- _Do this_
Your task is to output the entries below word for word.

[Collected data entries]
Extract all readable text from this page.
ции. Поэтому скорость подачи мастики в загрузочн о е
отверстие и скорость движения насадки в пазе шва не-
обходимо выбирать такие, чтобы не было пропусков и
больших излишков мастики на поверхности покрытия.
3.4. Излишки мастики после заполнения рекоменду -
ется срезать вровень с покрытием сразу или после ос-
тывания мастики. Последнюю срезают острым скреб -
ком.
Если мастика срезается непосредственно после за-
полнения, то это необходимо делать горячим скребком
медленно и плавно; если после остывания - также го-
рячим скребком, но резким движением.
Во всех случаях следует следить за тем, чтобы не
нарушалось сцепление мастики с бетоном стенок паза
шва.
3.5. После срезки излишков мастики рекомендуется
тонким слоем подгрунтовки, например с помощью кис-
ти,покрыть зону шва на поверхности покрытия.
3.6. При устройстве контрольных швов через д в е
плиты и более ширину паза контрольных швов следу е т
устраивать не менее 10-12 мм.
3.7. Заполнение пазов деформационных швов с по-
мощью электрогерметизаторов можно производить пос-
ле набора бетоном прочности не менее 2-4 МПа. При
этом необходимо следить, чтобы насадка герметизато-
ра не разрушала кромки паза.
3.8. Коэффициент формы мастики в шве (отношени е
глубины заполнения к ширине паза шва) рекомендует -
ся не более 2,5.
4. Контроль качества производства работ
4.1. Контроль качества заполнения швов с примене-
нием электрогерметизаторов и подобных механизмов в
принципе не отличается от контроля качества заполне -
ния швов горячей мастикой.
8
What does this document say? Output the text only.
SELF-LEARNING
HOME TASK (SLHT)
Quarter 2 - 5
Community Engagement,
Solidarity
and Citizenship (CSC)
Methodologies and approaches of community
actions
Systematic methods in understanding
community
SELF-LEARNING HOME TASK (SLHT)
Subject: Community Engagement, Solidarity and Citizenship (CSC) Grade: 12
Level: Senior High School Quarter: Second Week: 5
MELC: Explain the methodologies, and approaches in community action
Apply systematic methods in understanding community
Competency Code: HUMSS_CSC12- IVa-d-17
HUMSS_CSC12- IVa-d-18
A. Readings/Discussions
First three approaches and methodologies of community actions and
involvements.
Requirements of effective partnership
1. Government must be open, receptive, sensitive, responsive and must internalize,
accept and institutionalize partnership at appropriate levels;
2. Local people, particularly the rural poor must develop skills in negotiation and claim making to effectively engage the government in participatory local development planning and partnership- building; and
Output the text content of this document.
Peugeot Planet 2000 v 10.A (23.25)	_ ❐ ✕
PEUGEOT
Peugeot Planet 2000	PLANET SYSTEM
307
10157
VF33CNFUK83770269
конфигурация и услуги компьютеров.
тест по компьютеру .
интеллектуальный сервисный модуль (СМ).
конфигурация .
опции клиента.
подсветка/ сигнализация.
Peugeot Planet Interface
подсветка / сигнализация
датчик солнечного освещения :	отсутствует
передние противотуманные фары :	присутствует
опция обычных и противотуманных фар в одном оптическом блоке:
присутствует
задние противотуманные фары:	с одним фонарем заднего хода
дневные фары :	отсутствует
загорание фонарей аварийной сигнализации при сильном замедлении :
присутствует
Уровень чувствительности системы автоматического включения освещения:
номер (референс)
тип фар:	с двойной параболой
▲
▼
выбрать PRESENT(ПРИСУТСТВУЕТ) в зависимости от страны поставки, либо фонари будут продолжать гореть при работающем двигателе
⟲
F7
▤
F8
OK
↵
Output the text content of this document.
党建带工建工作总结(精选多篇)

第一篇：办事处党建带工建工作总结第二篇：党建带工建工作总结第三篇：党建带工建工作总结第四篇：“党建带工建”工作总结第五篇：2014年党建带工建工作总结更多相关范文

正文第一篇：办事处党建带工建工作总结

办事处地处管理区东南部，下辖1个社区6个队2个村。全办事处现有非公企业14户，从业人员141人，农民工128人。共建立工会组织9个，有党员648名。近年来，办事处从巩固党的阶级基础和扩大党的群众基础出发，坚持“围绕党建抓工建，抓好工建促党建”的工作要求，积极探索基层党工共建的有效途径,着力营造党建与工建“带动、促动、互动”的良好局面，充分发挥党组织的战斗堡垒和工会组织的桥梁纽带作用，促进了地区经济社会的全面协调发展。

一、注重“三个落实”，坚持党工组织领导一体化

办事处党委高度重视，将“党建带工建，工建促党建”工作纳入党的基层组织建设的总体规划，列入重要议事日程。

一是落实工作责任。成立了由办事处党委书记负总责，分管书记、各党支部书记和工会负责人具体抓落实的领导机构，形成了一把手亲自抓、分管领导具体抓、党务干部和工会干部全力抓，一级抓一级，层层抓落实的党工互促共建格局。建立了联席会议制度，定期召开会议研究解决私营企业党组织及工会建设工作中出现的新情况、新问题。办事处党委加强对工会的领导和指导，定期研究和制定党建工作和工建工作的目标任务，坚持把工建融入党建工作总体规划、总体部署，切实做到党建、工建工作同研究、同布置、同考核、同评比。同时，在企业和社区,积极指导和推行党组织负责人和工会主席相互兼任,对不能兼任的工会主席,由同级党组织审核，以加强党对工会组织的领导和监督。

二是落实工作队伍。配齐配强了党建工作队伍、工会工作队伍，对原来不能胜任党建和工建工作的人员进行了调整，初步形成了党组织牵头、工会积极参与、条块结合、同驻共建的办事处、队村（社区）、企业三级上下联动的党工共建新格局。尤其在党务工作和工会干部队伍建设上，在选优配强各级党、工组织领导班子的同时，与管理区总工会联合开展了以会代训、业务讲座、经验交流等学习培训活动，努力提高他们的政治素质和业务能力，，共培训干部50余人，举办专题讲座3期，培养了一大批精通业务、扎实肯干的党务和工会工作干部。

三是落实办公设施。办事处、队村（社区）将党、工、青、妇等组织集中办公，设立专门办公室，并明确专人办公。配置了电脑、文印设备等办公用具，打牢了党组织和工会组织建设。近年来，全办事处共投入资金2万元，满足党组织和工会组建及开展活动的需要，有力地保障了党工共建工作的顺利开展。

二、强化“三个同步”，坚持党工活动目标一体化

- _Final answer_
Extract all readable text from this page.
ции. Поэтому скорость подачи мастики в загрузочн о е
отверстие и скорость движения насадки в пазе шва не-
обходимо выбирать такие, чтобы не было пропусков и
больших излишков мастики на поверхности покрытия.
3.4. Излишки мастики после заполнения рекоменду -
ется срезать вровень с покрытием сразу или после ос-
тывания мастики. Последнюю срезают острым скреб -
ком.
Если мастика срезается непосредственно после за-
полнения, то это необходимо делать горячим скребком
медленно и плавно; если после остывания - также го-
рячим скребком, но резким движением.
Во всех случаях следует следить за тем, чтобы не
нарушалось сцепление мастики с бетоном стенок паза
шва.
3.5. После срезки излишков мастики рекомендуется
тонким слоем подгрунтовки, например с помощью кис-
ти,покрыть зону шва на поверхности покрытия.
3.6. При устройстве контрольных швов через д в е
плиты и более ширину паза контрольных швов следу е т
устраивать не менее 10-12 мм.
3.7. Заполнение пазов деформационных швов с по-
мощью электрогерметизаторов можно производить пос-
ле набора бетоном прочности не менее 2-4 МПа. При
этом необходимо следить, чтобы насадка герметизато-
ра не разрушала кромки паза.
3.8. Коэффициент формы мастики в шве (отношени е
глубины заполнения к ширине паза шва) рекомендует -
ся не более 2,5.
4. Контроль качества производства работ
4.1. Контроль качества заполнения швов с примене-
нием электрогерметизаторов и подобных механизмов в
принципе не отличается от контроля качества заполне -
ния швов горячей мастикой.
8
What does this document say? Output the text only.
SELF-LEARNING
HOME TASK (SLHT)
Quarter 2 - 5
Community Engagement,
Solidarity
and Citizenship (CSC)
Methodologies and approaches of community
actions
Systematic methods in understanding
community
SELF-LEARNING HOME TASK (SLHT)
Subject: Community Engagement, Solidarity and Citizenship (CSC) Grade: 12
Level: Senior High School Quarter: Second Week: 5
MELC: Explain the methodologies, and approaches in community action
Apply systematic methods in understanding community
Competency Code: HUMSS_CSC12- IVa-d-17
HUMSS_CSC12- IVa-d-18
A. Readings/Discussions
First three approaches and methodologies of community actions and
involvements.
Requirements of effective partnership
1. Government must be open, receptive, sensitive, responsive and must internalize,
accept and institutionalize partnership at appropriate levels;
2. Local people, particularly the rural poor must develop skills in negotiation and claim making to effectively engage the government in participatory local development planning and partnership- building; and
Output the text content of this document.
Peugeot Planet 2000 v 10.A (23.25)	_ ❐ ✕
PEUGEOT
Peugeot Planet 2000	PLANET SYSTEM
307
10157
VF33CNFUK83770269
конфигурация и услуги компьютеров.
тест по компьютеру .
интеллектуальный сервисный модуль (СМ).
конфигурация .
опции клиента.
подсветка/ сигнализация.
Peugeot Planet Interface
подсветка / сигнализация
датчик солнечного освещения :	отсутствует
передние противотуманные фары :	присутствует
опция обычных и противотуманных фар в одном оптическом блоке:
присутствует
задние противотуманные фары:	с одним фонарем заднего хода
дневные фары :	отсутствует
загорание фонарей аварийной сигнализации при сильном замедлении :
присутствует
Уровень чувствительности системы автоматического включения освещения:
номер (референс)
тип фар:	с двойной параболой
▲
▼
выбрать PRESENT(ПРИСУТСТВУЕТ) в зависимости от страны поставки, либо фонари будут продолжать гореть при работающем двигателе
⟲
F7
▤
F8
OK
↵
Output the text content of this document.
党建带工建工作总结(精选多篇)

第一篇：办事处党建带工建工作总结第二篇：党建带工建工作总结第三篇：党建带工建工作总结第四篇：“党建带工建”工作总结第五篇：2014年党建带工建工作总结更多相关范文

正文第一篇：办事处党建带工建工作总结

办事处地处管理区东南部，下辖1个社区6个队2个村。全办事处现有非公企业14户，从业人员141人，农民工128人。共建立工会组织9个，有党员648名。近年来，办事处从巩固党的阶级基础和扩大党的群众基础出发，坚持“围绕党建抓工建，抓好工建促党建”的工作要求，积极探索基层党工共建的有效途径,着力营造党建与工建“带动、促动、互动”的良好局面，充分发挥党组织的战斗堡垒和工会组织的桥梁纽带作用，促进了地区经济社会的全面协调发展。

一、注重“三个落实”，坚持党工组织领导一体化

办事处党委高度重视，将“党建带工建，工建促党建”工作纳入党的基层组织建设的总体规划，列入重要议事日程。

一是落实工作责任。成立了由办事处党委书记负总责，分管书记、各党支部书记和工会负责人具体抓落实的领导机构，形成了一把手亲自抓、分管领导具体抓、党务干部和工会干部全力抓，一级抓一级，层层抓落实的党工互促共建格局。建立了联席会议制度，定期召开会议研究解决私营企业党组织及工会建设工作中出现的新情况、新问题。办事处党委加强对工会的领导和指导，定期研究和制定党建工作和工建工作的目标任务，坚持把工建融入党建工作总体规划、总体部署，切实做到党建、工建工作同研究、同布置、同考核、同评比。同时，在企业和社区,积极指导和推行党组织负责人和工会主席相互兼任,对不能兼任的工会主席,由同级党组织审核，以加强党对工会组织的领导和监督。

二是落实工作队伍。配齐配强了党建工作队伍、工会工作队伍，对原来不能胜任党建和工建工作的人员进行了调整，初步形成了党组织牵头、工会积极参与、条块结合、同驻共建的办事处、队村（社区）、企业三级上下联动的党工共建新格局。尤其在党务工作和工会干部队伍建设上，在选优配强各级党、工组织领导班子的同时，与管理区总工会联合开展了以会代训、业务讲座、经验交流等学习培训活动，努力提高他们的政治素质和业务能力，，共培训干部50余人，举办专题讲座3期，培养了一大批精通业务、扎实肯干的党务和工会工作干部。

三是落实办公设施。办事处、队村（社区）将党、工、青、妇等组织集中办公，设立专门办公室，并明确专人办公。配置了电脑、文印设备等办公用具，打牢了党组织和工会组织建设。近年来，全办事处共投入资金2万元，满足党组织和工会组建及开展活动的需要，有力地保障了党工共建工作的顺利开展。

二、强化“三个同步”，坚持党工活动目标一体化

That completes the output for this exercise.